## BEGIN Supplied records

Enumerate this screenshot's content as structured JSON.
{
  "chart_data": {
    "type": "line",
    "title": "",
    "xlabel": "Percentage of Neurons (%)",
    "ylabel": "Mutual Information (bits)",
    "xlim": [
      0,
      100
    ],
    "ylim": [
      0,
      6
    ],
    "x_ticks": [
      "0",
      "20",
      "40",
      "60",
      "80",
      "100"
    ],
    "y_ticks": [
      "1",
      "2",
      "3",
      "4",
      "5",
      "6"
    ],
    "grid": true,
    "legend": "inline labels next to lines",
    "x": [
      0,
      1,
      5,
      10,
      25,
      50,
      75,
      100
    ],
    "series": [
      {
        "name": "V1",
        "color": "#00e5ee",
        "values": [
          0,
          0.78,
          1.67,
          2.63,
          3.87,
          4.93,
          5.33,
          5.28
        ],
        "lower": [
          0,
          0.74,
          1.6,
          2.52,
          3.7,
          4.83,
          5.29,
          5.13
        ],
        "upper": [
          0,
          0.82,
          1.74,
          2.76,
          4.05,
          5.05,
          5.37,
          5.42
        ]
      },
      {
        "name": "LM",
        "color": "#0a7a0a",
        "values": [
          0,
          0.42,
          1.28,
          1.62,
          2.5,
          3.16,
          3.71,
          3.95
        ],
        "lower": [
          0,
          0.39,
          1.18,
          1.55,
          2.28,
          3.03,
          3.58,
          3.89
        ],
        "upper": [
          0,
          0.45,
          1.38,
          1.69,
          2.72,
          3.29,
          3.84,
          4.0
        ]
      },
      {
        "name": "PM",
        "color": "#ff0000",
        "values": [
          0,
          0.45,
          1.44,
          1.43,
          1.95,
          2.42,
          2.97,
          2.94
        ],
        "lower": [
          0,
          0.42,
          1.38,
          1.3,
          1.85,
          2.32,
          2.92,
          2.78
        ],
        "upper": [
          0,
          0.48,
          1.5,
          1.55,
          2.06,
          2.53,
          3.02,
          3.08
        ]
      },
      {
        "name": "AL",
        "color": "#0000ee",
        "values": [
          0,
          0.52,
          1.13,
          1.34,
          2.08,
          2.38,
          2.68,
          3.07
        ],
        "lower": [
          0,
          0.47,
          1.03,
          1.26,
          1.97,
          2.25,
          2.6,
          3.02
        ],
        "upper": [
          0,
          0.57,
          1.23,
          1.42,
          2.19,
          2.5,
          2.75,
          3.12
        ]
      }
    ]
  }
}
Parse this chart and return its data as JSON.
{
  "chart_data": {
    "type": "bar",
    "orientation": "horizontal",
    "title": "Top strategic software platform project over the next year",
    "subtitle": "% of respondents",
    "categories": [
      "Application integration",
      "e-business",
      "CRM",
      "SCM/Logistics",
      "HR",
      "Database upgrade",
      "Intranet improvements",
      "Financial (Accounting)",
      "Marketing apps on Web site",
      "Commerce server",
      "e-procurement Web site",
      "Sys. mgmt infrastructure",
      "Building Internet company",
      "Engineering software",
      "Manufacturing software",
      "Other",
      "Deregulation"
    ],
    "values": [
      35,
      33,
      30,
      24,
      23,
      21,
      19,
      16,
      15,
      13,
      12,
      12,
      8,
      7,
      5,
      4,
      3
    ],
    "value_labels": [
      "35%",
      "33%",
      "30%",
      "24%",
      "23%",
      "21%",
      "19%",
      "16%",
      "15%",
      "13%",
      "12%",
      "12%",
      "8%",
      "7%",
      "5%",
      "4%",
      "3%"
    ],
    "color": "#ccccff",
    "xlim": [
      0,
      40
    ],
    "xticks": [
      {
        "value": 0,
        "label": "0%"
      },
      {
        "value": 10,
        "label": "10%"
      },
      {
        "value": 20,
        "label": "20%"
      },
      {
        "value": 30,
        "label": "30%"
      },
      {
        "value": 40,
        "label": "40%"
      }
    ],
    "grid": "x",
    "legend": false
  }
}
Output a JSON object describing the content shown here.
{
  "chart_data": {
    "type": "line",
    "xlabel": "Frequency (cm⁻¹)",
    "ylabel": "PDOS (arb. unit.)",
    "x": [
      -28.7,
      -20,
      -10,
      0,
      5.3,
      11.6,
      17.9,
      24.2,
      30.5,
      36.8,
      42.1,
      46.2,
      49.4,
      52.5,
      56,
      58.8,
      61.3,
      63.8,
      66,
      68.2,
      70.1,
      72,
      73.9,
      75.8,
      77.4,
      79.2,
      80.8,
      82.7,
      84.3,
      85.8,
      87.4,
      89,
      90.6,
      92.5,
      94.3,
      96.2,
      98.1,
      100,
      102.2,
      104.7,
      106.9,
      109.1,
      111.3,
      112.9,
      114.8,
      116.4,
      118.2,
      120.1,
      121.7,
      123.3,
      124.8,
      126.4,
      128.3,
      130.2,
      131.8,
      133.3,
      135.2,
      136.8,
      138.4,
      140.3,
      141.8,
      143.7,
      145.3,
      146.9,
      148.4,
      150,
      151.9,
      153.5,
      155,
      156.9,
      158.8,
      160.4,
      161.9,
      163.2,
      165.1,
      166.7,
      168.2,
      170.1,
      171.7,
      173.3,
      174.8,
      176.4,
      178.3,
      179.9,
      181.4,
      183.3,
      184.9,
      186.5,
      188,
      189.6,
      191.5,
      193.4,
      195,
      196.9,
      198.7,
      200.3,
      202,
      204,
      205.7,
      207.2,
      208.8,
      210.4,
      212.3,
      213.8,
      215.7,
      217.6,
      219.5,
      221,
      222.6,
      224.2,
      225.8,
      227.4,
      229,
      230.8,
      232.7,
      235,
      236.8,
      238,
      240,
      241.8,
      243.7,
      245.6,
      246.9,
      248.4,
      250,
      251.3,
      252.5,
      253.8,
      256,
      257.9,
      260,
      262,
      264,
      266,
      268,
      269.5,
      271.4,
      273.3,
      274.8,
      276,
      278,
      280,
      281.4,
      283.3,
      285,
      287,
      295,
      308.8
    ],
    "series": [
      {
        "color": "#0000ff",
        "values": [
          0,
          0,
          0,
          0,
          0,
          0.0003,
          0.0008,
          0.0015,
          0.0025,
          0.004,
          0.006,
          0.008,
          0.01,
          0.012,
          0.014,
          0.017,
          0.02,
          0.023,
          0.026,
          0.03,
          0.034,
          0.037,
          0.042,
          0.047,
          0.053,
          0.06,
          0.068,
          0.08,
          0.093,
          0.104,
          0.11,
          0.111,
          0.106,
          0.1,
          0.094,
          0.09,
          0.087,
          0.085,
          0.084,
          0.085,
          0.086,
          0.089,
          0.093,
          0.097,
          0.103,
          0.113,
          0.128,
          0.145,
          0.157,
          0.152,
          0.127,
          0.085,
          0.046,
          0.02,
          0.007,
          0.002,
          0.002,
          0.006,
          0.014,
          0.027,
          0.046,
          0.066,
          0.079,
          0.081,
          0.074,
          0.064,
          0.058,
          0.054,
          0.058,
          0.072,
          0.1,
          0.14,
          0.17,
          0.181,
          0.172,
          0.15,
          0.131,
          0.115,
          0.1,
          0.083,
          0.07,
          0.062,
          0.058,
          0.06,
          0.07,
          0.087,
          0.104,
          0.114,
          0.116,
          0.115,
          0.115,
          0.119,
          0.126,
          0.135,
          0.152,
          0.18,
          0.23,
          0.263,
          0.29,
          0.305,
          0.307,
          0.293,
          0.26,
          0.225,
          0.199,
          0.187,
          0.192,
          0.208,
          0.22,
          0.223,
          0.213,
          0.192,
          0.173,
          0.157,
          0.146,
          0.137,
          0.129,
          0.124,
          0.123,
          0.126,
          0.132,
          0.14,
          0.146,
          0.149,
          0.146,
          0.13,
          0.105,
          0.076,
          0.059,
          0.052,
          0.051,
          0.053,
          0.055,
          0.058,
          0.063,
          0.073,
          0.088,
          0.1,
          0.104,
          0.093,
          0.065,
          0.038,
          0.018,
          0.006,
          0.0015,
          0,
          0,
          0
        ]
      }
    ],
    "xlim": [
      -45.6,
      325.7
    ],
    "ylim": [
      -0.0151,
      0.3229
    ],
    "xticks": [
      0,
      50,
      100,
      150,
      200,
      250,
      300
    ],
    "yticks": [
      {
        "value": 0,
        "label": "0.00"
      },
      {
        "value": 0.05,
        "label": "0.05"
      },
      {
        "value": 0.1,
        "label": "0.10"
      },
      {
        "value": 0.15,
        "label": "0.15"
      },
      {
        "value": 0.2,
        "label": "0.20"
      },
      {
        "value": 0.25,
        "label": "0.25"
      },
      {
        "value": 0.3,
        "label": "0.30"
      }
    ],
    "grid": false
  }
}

## END Supplied records

## What to do
Go through the preceding material and copy each line that has the word "this".

## Worked answer
Enumerate this screenshot's content as structured JSON.
Parse this chart and return its data as JSON.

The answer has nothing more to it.